[START OF SOURCE MATERIAL]
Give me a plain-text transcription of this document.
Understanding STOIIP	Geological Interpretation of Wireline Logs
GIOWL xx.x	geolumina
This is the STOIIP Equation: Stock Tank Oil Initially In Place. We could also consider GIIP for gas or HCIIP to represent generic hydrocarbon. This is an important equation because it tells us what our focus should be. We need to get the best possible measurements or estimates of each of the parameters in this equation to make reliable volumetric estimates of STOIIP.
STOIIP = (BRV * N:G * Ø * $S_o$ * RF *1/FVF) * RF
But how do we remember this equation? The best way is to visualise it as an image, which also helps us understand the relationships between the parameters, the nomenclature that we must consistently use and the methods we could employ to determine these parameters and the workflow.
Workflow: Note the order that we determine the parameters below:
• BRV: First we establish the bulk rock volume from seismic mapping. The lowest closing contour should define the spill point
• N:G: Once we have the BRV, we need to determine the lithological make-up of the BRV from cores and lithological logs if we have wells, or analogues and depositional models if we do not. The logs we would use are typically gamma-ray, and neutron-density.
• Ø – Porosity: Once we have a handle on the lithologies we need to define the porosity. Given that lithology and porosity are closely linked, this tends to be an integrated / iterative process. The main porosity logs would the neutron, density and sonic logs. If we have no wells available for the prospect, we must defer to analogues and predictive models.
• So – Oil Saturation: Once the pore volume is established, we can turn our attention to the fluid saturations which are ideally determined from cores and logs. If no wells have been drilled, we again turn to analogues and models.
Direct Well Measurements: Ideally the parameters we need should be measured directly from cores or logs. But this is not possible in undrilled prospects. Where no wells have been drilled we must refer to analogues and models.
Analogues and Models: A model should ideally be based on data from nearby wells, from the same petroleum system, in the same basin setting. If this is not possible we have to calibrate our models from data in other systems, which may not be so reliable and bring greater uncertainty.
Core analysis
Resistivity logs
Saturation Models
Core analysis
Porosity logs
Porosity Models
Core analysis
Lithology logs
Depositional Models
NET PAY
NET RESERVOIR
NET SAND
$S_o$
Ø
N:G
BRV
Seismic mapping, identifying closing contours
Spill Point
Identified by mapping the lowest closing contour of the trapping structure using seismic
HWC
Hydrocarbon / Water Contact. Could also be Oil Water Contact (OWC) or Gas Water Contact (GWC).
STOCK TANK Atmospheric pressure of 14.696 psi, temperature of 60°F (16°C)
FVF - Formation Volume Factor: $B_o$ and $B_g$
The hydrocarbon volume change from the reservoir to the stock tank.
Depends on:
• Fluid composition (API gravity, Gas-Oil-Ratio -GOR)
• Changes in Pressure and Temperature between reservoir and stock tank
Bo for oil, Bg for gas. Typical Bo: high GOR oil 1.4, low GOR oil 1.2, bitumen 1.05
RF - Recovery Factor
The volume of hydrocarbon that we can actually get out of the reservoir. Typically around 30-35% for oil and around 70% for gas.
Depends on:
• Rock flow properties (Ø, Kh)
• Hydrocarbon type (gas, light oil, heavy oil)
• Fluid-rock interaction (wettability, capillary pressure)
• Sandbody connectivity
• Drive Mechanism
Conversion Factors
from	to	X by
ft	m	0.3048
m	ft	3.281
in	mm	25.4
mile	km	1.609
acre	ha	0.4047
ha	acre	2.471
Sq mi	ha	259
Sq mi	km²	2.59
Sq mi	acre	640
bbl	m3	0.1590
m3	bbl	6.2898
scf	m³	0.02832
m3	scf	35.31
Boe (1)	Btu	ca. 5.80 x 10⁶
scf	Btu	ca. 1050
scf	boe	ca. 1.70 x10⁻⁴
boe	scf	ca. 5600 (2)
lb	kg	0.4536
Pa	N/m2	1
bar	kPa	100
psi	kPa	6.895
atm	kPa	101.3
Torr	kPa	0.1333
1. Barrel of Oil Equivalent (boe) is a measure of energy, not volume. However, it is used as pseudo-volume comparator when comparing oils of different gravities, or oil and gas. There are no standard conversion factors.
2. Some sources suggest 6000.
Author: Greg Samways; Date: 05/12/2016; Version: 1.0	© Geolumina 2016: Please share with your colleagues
[END OF SOURCE MATERIAL]
=== EXERCISE INSTRUCTIONS ===
Restate each record exactly as written.

=== RESPONSE TO THIS TASK ===
Give me a plain-text transcription of this document.
Understanding STOIIP	Geological Interpretation of Wireline Logs
GIOWL xx.x	geolumina
This is the STOIIP Equation: Stock Tank Oil Initially In Place. We could also consider GIIP for gas or HCIIP to represent generic hydrocarbon. This is an important equation because it tells us what our focus should be. We need to get the best possible measurements or estimates of each of the parameters in this equation to make reliable volumetric estimates of STOIIP.
STOIIP = (BRV * N:G * Ø * $S_o$ * RF *1/FVF) * RF
But how do we remember this equation? The best way is to visualise it as an image, which also helps us understand the relationships between the parameters, the nomenclature that we must consistently use and the methods we could employ to determine these parameters and the workflow.
Workflow: Note the order that we determine the parameters below:
• BRV: First we establish the bulk rock volume from seismic mapping. The lowest closing contour should define the spill point
• N:G: Once we have the BRV, we need to determine the lithological make-up of the BRV from cores and lithological logs if we have wells, or analogues and depositional models if we do not. The logs we would use are typically gamma-ray, and neutron-density.
• Ø – Porosity: Once we have a handle on the lithologies we need to define the porosity. Given that lithology and porosity are closely linked, this tends to be an integrated / iterative process. The main porosity logs would the neutron, density and sonic logs. If we have no wells available for the prospect, we must defer to analogues and predictive models.
• So – Oil Saturation: Once the pore volume is established, we can turn our attention to the fluid saturations which are ideally determined from cores and logs. If no wells have been drilled, we again turn to analogues and models.
Direct Well Measurements: Ideally the parameters we need should be measured directly from cores or logs. But this is not possible in undrilled prospects. Where no wells have been drilled we must refer to analogues and models.
Analogues and Models: A model should ideally be based on data from nearby wells, from the same petroleum system, in the same basin setting. If this is not possible we have to calibrate our models from data in other systems, which may not be so reliable and bring greater uncertainty.
Core analysis
Resistivity logs
Saturation Models
Core analysis
Porosity logs
Porosity Models
Core analysis
Lithology logs
Depositional Models
NET PAY
NET RESERVOIR
NET SAND
$S_o$
Ø
N:G
BRV
Seismic mapping, identifying closing contours
Spill Point
Identified by mapping the lowest closing contour of the trapping structure using seismic
HWC
Hydrocarbon / Water Contact. Could also be Oil Water Contact (OWC) or Gas Water Contact (GWC).
STOCK TANK Atmospheric pressure of 14.696 psi, temperature of 60°F (16°C)
FVF - Formation Volume Factor: $B_o$ and $B_g$
The hydrocarbon volume change from the reservoir to the stock tank.
Depends on:
• Fluid composition (API gravity, Gas-Oil-Ratio -GOR)
• Changes in Pressure and Temperature between reservoir and stock tank
Bo for oil, Bg for gas. Typical Bo: high GOR oil 1.4, low GOR oil 1.2, bitumen 1.05
RF - Recovery Factor
The volume of hydrocarbon that we can actually get out of the reservoir. Typically around 30-35% for oil and around 70% for gas.
Depends on:
• Rock flow properties (Ø, Kh)
• Hydrocarbon type (gas, light oil, heavy oil)
• Fluid-rock interaction (wettability, capillary pressure)
• Sandbody connectivity
• Drive Mechanism
Conversion Factors
from	to	X by
ft	m	0.3048
m	ft	3.281
in	mm	25.4
mile	km	1.609
acre	ha	0.4047
ha	acre	2.471
Sq mi	ha	259
Sq mi	km²	2.59
Sq mi	acre	640
bbl	m3	0.1590
m3	bbl	6.2898
scf	m³	0.02832
m3	scf	35.31
Boe (1)	Btu	ca. 5.80 x 10⁶
scf	Btu	ca. 1050
scf	boe	ca. 1.70 x10⁻⁴
boe	scf	ca. 5600 (2)
lb	kg	0.4536
Pa	N/m2	1
bar	kPa	100
psi	kPa	6.895
atm	kPa	101.3
Torr	kPa	0.1333
1. Barrel of Oil Equivalent (boe) is a measure of energy, not volume. However, it is used as pseudo-volume comparator when comparing oils of different gravities, or oil and gas. There are no standard conversion factors.
2. Some sources suggest 6000.
Author: Greg Samways; Date: 05/12/2016; Version: 1.0	© Geolumina 2016: Please share with your colleagues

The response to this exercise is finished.